(Stated goal) Select from the data all lines with the word "doses".

(Records excerpted from a collection)
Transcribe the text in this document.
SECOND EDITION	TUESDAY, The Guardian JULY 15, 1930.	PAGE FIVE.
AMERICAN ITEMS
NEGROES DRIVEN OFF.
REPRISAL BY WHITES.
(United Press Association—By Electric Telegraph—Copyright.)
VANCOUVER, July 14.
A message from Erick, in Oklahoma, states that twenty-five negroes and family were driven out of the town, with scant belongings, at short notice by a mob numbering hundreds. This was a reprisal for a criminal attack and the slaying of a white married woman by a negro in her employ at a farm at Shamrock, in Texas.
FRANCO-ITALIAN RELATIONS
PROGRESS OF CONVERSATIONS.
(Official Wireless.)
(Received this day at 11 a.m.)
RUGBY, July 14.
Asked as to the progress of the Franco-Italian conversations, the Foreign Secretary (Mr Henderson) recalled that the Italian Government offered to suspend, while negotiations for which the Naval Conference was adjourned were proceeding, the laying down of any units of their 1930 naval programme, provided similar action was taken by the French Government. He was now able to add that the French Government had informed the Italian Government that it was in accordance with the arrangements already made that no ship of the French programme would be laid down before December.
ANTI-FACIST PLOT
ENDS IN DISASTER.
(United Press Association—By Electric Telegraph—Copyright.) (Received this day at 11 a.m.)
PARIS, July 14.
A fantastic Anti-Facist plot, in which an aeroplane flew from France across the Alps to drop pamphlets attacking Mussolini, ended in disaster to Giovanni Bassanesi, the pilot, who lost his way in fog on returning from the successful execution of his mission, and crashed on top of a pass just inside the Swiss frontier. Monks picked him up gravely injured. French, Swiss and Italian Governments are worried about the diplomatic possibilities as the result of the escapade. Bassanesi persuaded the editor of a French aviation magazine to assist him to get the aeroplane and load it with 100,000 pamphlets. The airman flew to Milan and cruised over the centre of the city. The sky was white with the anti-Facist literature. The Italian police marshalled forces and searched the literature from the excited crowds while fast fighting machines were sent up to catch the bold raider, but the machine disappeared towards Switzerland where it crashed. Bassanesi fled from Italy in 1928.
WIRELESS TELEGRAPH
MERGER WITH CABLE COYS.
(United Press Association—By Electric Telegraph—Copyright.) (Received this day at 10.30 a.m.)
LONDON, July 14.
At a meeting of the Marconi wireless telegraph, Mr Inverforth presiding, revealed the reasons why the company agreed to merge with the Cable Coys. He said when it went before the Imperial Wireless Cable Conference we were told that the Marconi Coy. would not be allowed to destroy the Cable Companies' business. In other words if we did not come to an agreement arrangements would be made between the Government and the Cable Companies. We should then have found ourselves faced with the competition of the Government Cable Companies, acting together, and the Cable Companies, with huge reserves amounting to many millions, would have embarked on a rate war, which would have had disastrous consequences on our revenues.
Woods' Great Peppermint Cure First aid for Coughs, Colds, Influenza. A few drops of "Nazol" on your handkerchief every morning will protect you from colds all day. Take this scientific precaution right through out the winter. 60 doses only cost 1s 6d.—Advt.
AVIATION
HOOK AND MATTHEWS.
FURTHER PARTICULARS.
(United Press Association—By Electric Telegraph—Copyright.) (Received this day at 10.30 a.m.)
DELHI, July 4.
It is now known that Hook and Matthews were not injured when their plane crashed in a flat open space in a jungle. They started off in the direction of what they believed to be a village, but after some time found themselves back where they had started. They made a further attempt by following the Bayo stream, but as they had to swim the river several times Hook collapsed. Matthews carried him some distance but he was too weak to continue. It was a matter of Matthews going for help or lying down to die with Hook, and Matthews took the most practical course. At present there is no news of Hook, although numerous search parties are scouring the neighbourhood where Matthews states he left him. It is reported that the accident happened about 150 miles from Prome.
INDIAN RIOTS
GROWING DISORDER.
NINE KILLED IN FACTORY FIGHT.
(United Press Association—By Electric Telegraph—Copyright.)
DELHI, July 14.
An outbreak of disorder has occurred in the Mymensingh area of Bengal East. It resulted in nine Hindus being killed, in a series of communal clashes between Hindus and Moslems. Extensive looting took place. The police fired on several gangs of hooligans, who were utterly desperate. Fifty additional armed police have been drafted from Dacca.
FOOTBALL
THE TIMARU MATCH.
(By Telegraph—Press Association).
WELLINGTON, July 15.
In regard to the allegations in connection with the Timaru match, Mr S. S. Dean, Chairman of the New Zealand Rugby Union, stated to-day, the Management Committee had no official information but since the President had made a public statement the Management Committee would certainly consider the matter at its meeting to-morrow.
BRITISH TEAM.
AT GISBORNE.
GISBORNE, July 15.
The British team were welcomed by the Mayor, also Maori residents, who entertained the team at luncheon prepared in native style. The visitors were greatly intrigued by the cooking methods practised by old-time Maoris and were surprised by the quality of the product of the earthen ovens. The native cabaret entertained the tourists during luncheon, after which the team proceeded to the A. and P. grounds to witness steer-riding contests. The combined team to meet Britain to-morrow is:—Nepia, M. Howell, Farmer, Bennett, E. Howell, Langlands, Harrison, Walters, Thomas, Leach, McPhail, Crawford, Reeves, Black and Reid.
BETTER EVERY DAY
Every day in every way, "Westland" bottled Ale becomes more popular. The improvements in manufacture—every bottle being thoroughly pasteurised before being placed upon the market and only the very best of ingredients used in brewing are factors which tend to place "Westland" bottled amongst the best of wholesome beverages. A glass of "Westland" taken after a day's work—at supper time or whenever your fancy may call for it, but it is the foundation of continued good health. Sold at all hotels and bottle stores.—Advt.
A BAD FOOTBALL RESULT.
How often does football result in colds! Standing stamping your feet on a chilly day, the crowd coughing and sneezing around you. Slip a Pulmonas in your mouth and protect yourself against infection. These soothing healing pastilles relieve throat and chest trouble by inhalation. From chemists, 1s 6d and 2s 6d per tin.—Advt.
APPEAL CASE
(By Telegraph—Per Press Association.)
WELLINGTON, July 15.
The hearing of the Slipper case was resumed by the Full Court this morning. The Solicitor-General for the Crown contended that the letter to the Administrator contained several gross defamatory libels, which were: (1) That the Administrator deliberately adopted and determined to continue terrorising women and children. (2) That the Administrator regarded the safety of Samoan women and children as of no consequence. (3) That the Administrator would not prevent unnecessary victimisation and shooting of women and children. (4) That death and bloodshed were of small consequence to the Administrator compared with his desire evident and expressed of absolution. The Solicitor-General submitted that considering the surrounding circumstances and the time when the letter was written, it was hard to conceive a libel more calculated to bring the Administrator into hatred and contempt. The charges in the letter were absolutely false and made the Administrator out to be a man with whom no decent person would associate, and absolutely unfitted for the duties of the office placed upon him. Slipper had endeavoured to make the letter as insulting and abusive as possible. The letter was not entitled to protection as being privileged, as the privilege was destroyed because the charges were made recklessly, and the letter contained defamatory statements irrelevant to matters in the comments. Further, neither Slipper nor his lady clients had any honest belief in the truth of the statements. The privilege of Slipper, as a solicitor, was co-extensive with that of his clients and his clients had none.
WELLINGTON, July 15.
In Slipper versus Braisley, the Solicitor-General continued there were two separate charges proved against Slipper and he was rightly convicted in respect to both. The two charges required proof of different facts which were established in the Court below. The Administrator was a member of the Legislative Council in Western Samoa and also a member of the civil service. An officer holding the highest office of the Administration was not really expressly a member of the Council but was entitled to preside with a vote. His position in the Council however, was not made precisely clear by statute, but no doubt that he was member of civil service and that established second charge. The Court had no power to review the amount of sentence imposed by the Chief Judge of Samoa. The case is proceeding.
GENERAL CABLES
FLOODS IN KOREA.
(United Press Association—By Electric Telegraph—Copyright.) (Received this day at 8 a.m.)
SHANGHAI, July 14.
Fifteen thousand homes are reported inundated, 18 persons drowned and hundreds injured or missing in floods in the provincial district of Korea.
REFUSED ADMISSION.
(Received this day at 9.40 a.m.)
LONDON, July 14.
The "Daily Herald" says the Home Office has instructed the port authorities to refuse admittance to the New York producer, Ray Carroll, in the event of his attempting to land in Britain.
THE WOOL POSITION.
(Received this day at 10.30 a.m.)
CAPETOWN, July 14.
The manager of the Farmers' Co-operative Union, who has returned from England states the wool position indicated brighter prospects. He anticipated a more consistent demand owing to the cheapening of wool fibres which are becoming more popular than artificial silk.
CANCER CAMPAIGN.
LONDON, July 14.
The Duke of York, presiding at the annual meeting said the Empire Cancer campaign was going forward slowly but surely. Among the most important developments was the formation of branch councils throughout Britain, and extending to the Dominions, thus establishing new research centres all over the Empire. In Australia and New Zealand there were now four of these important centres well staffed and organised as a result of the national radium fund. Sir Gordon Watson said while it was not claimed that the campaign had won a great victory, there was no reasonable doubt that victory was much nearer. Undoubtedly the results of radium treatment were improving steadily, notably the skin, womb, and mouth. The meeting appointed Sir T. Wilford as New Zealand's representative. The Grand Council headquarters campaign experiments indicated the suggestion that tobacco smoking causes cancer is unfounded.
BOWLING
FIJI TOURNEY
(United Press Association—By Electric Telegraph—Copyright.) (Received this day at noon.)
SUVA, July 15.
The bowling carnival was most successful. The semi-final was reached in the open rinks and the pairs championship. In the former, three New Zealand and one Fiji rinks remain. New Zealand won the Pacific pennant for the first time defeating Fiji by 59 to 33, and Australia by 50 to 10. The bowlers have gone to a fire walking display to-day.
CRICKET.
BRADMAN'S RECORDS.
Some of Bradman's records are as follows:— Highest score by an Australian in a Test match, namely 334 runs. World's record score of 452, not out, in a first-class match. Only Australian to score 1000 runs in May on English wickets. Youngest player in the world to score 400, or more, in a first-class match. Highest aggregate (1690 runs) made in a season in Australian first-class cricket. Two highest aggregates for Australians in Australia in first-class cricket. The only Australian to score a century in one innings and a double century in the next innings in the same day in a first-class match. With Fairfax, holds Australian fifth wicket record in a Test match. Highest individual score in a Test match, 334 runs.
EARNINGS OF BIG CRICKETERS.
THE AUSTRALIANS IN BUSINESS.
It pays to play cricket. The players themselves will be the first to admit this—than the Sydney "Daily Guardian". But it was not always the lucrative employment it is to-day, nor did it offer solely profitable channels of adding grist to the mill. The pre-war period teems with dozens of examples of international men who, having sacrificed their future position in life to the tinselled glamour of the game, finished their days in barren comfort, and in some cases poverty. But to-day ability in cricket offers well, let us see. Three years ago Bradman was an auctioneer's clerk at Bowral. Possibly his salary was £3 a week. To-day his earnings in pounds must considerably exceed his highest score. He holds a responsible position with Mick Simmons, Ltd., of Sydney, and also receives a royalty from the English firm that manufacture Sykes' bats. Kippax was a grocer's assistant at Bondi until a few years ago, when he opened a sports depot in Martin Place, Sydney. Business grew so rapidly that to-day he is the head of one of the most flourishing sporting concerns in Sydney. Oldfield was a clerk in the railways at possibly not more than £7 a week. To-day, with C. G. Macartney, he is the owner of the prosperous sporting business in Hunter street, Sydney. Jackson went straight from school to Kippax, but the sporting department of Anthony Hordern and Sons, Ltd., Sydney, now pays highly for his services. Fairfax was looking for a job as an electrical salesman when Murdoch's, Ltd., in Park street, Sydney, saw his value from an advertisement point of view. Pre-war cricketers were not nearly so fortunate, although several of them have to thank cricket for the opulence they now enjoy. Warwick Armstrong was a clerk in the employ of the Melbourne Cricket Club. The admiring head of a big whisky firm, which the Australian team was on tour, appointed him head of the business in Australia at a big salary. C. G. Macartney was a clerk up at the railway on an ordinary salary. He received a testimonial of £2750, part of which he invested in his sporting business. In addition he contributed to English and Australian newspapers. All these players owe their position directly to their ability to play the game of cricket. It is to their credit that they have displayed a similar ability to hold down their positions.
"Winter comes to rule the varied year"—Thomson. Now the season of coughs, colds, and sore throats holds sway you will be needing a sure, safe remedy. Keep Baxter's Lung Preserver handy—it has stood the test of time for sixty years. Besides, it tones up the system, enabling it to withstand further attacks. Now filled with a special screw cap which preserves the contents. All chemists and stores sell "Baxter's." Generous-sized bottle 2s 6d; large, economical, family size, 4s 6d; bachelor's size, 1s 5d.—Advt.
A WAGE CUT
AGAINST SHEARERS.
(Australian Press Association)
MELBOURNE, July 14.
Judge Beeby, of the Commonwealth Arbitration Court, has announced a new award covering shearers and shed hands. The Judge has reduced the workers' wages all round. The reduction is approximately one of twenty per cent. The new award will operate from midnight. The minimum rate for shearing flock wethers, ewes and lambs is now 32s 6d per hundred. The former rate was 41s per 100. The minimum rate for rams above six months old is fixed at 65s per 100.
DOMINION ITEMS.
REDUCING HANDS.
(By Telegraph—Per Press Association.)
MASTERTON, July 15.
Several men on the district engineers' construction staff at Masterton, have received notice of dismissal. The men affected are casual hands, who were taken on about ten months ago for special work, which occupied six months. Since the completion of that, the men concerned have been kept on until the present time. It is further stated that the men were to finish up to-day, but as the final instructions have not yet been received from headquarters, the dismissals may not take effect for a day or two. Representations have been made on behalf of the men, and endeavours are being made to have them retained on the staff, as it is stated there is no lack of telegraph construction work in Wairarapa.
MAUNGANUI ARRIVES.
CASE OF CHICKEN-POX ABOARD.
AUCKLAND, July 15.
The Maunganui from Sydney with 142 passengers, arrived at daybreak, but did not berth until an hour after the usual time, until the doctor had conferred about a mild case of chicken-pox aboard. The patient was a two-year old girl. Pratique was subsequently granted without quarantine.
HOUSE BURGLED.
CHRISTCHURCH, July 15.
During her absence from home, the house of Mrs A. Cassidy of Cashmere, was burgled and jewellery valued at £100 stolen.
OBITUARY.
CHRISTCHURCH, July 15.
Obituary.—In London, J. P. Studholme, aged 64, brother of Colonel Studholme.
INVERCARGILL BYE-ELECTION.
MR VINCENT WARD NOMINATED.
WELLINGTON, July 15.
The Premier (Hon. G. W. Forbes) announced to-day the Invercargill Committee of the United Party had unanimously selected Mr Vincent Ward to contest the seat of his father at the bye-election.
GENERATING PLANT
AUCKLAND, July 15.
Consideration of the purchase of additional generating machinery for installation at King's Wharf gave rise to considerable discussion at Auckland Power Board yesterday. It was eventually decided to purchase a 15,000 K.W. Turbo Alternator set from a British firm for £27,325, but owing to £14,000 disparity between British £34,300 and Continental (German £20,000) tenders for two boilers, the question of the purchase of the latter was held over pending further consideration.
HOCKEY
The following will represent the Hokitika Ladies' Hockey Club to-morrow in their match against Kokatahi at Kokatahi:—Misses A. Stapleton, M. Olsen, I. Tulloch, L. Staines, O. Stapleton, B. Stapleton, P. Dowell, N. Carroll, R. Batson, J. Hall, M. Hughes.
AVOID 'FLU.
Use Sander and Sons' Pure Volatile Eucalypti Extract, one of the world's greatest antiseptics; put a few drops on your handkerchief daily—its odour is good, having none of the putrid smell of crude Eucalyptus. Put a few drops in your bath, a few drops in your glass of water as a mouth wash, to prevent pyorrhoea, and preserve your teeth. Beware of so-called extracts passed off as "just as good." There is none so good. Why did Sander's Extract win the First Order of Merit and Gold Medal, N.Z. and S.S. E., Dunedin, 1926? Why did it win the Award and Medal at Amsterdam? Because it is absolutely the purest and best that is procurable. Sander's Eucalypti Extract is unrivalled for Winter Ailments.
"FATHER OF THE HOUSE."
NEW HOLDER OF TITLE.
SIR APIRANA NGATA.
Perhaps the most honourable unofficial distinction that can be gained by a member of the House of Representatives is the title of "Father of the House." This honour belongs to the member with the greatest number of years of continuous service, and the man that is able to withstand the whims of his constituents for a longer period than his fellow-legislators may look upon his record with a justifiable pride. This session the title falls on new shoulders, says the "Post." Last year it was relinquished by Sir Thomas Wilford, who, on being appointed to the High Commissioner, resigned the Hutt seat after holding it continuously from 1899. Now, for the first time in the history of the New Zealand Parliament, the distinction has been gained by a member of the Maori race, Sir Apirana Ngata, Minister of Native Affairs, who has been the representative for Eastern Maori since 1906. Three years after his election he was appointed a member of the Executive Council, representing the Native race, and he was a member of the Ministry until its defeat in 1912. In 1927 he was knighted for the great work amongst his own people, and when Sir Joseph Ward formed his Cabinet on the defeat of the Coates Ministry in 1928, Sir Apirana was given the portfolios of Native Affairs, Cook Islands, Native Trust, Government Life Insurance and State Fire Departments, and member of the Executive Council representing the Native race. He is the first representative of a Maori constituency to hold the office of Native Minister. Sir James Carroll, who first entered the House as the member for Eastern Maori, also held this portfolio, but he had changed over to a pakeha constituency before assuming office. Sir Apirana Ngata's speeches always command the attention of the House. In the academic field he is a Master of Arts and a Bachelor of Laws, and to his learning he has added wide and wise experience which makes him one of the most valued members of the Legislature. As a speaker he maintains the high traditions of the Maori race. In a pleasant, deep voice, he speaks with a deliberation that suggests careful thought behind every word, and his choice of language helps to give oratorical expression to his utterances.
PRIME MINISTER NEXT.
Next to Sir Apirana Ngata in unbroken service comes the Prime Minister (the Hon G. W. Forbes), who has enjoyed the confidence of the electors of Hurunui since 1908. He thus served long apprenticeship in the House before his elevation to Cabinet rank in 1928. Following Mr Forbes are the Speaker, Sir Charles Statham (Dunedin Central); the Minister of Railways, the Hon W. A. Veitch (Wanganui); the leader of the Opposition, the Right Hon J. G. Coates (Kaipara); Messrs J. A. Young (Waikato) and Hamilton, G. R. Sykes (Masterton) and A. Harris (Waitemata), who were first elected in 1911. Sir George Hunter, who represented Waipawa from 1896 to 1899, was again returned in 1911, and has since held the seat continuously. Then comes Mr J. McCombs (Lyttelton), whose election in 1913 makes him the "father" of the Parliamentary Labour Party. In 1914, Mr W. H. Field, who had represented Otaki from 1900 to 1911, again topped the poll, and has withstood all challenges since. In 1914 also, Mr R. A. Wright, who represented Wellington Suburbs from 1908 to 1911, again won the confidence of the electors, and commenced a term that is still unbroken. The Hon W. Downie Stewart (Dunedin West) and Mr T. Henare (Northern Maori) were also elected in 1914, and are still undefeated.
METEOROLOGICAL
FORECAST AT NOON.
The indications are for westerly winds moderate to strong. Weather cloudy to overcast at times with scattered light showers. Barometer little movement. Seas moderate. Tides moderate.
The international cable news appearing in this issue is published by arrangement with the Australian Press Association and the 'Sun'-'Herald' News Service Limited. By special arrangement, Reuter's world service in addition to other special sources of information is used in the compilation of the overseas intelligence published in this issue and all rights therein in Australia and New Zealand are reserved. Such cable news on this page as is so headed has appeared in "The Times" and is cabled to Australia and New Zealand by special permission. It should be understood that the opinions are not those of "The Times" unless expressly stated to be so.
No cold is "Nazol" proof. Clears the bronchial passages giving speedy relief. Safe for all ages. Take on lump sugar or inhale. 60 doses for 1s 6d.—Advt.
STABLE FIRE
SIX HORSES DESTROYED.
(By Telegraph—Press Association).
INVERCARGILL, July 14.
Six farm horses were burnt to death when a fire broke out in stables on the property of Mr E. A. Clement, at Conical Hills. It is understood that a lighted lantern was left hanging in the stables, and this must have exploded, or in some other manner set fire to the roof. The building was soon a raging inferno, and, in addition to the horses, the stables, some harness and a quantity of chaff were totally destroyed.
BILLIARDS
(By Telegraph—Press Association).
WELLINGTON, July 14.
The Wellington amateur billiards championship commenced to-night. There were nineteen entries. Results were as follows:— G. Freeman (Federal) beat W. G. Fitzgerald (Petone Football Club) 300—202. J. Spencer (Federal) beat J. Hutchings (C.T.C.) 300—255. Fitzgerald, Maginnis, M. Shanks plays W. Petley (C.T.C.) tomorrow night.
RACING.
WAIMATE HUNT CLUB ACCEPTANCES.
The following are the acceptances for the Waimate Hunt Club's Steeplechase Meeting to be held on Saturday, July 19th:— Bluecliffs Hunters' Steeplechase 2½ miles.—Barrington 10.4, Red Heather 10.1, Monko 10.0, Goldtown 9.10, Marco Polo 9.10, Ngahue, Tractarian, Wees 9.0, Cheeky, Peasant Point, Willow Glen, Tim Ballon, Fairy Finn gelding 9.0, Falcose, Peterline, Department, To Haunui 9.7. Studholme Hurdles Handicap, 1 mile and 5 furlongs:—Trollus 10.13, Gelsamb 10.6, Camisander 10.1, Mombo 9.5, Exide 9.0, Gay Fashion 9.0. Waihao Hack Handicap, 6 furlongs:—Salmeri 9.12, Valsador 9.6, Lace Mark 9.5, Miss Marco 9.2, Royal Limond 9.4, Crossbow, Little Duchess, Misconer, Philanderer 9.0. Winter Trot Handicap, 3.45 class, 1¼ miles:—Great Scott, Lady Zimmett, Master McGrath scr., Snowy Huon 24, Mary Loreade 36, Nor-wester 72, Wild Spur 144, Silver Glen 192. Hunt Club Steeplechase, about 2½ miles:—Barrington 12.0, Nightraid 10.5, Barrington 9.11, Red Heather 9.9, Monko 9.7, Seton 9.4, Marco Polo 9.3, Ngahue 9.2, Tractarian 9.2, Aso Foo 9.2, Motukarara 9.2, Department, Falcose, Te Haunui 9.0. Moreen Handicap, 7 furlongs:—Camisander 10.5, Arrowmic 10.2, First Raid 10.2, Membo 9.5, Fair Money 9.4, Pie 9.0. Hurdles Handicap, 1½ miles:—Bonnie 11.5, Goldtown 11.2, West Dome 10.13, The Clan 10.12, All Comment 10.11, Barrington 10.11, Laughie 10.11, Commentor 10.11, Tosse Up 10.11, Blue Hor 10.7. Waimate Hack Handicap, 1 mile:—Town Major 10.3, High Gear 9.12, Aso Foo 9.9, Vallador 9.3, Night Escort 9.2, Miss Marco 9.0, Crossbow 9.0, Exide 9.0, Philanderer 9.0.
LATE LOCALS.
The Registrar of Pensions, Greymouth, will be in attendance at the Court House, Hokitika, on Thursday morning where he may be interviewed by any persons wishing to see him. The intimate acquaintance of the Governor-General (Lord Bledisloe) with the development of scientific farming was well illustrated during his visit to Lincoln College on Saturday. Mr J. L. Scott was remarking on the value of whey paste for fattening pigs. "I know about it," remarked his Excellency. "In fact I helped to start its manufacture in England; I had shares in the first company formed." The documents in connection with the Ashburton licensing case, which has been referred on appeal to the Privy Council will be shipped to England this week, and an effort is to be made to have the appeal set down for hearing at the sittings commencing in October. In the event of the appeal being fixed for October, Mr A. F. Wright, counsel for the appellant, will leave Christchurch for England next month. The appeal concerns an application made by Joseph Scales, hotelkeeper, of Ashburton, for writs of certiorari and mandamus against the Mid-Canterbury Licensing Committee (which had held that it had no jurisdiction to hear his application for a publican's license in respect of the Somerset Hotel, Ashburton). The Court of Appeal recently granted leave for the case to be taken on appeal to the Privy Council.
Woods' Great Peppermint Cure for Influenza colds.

(Response to the task)
Woods' Great Peppermint Cure First aid for Coughs, Colds, Influenza. A few drops of "Nazol" on your handkerchief every morning will protect you from colds all day. Take this scientific precaution right through out the winter. 60 doses only cost 1s 6d.—Advt.
No cold is "Nazol" proof. Clears the bronchial passages giving speedy relief. Safe for all ages. Take on lump sugar or inhale. 60 doses for 1s 6d.—Advt.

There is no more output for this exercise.